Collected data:
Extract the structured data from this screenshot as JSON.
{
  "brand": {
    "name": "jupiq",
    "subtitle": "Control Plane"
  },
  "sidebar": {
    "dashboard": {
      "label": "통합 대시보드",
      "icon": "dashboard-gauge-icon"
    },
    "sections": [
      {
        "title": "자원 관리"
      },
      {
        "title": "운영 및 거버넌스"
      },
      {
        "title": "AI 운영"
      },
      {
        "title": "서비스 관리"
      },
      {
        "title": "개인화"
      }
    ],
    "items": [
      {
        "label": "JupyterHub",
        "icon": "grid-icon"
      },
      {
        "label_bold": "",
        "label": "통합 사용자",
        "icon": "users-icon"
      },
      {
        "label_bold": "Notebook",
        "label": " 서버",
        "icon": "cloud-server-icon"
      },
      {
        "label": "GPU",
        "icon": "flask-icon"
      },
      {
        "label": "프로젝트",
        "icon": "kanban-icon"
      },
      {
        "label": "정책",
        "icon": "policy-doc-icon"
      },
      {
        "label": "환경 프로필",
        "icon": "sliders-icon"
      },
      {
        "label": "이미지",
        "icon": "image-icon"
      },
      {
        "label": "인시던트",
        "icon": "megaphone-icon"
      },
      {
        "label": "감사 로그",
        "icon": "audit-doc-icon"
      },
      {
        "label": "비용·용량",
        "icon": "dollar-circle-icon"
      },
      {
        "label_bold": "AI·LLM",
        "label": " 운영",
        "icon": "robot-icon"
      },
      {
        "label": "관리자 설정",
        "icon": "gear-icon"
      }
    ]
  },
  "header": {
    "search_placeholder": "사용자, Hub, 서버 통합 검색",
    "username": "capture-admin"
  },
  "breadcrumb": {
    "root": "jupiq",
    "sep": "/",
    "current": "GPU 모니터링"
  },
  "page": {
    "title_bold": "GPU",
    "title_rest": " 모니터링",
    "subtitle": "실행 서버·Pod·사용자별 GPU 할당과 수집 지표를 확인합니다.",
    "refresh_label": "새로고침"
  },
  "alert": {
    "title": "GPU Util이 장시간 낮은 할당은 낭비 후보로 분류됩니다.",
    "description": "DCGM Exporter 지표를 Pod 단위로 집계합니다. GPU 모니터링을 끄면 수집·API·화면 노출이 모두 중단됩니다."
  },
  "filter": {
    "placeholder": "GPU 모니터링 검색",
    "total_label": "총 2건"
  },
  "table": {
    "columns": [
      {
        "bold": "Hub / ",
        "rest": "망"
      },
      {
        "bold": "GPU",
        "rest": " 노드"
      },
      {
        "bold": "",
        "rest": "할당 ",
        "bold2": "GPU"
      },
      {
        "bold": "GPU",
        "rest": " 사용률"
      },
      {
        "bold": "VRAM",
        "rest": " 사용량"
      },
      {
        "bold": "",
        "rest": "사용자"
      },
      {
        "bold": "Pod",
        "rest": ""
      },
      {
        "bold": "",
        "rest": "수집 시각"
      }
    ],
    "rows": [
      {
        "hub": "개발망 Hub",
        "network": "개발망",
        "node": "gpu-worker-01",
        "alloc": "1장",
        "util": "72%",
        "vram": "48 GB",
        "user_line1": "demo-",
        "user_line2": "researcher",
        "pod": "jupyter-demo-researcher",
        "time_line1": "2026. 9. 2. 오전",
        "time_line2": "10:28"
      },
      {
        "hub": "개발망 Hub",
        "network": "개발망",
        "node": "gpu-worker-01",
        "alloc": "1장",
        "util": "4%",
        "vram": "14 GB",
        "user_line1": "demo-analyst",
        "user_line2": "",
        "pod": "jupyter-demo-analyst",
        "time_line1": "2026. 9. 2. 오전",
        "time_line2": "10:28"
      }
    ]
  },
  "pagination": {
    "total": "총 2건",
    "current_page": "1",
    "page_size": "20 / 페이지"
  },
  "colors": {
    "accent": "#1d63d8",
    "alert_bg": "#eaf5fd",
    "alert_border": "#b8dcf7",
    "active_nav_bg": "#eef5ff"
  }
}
--
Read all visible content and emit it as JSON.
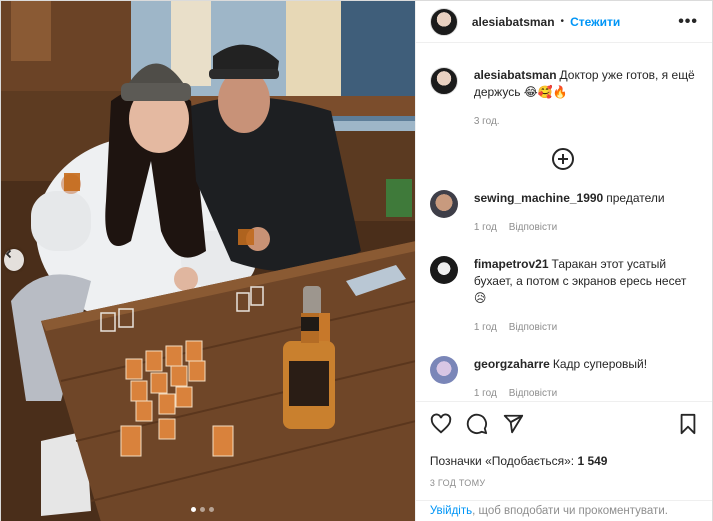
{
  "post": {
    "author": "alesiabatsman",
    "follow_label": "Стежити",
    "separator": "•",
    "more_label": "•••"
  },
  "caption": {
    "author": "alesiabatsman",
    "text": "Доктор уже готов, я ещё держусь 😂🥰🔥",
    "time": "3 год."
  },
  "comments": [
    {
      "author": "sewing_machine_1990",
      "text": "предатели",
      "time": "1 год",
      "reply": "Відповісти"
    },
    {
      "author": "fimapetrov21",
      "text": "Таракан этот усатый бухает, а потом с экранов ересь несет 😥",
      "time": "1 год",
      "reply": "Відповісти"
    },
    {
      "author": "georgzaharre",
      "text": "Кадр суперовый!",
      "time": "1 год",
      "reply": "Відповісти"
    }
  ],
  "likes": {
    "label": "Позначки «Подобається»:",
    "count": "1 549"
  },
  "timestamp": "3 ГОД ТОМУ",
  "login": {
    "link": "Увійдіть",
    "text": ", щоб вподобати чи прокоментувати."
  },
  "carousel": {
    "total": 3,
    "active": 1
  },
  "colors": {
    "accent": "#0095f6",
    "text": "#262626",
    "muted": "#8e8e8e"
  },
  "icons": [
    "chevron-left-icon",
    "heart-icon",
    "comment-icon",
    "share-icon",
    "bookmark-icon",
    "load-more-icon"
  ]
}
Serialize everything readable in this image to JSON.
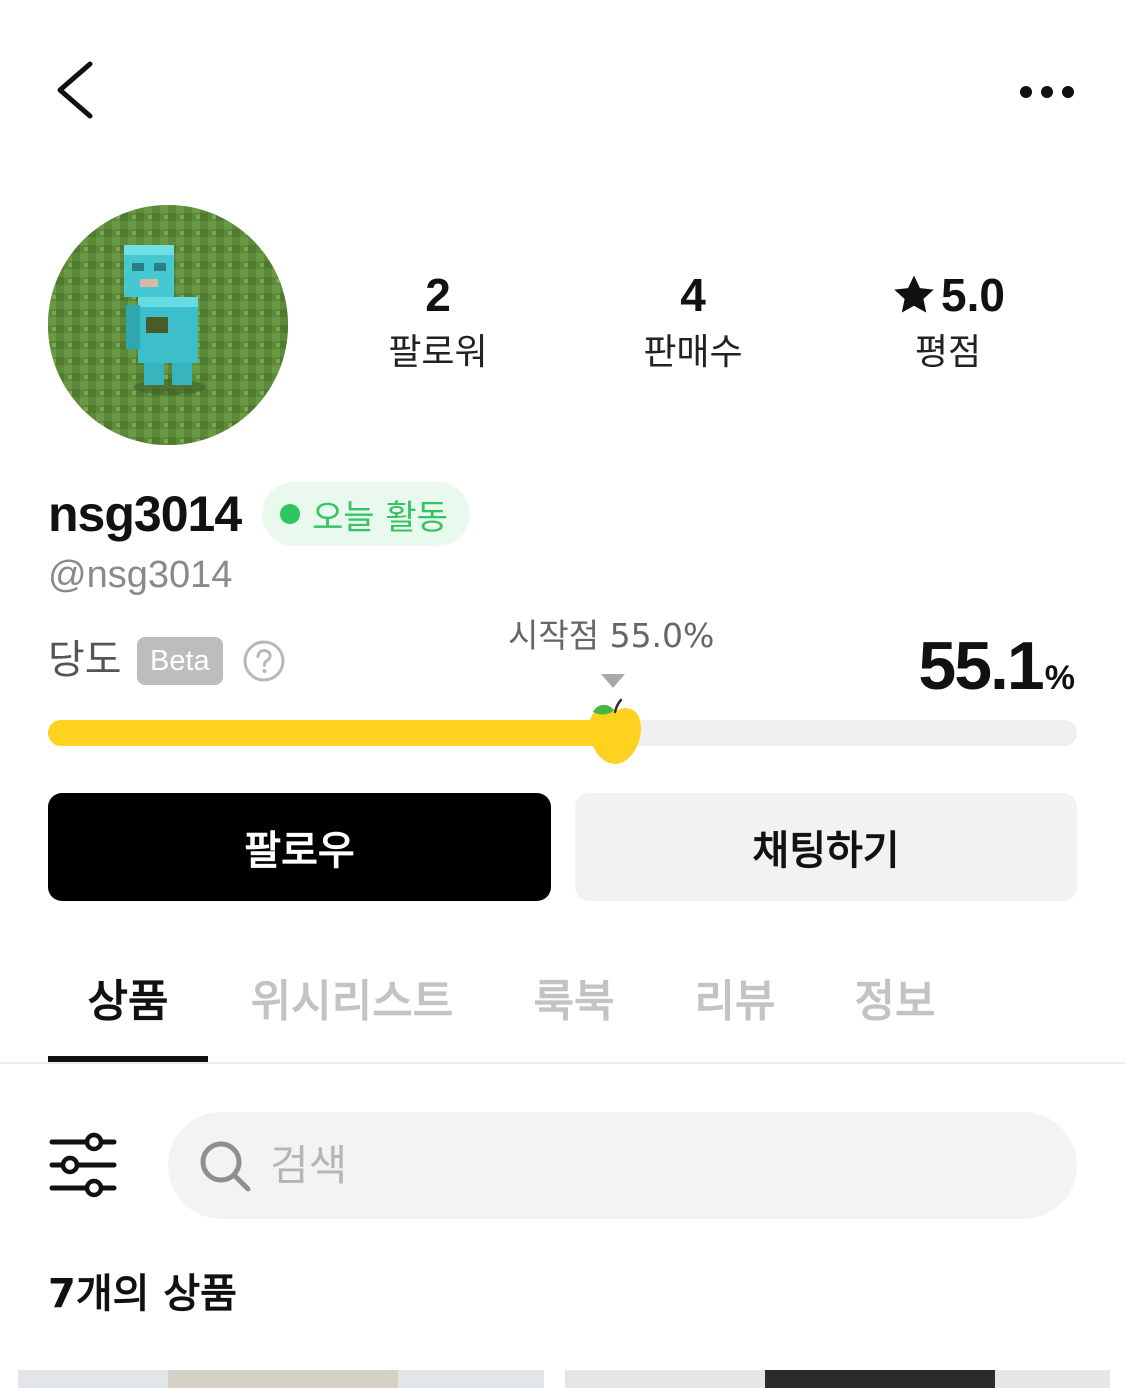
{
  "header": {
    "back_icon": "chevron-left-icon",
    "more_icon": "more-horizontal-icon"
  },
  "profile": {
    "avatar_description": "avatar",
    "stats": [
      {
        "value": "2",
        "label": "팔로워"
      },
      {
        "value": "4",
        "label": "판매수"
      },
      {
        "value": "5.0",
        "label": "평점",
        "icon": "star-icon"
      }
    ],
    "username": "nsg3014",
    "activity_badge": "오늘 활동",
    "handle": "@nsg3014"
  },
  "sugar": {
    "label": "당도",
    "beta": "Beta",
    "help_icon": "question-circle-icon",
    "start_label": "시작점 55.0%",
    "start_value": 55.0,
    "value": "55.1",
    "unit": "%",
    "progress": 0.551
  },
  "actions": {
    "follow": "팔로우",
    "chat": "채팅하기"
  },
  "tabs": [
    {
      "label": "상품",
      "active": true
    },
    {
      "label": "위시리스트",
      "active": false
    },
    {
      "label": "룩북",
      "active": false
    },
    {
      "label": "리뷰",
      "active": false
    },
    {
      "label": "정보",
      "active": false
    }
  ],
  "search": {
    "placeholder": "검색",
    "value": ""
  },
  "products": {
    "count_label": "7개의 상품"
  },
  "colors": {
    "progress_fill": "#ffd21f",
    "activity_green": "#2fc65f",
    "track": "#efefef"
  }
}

Instructions to follow
Filter the records above for lines containing the word "author", and copy those lines.

Written response
    "author": "alesiabatsman",
    "author": "alesiabatsman",
      "author": "sewing_machine_1990",
      "author": "fimapetrov21",
      "author": "georgzaharre",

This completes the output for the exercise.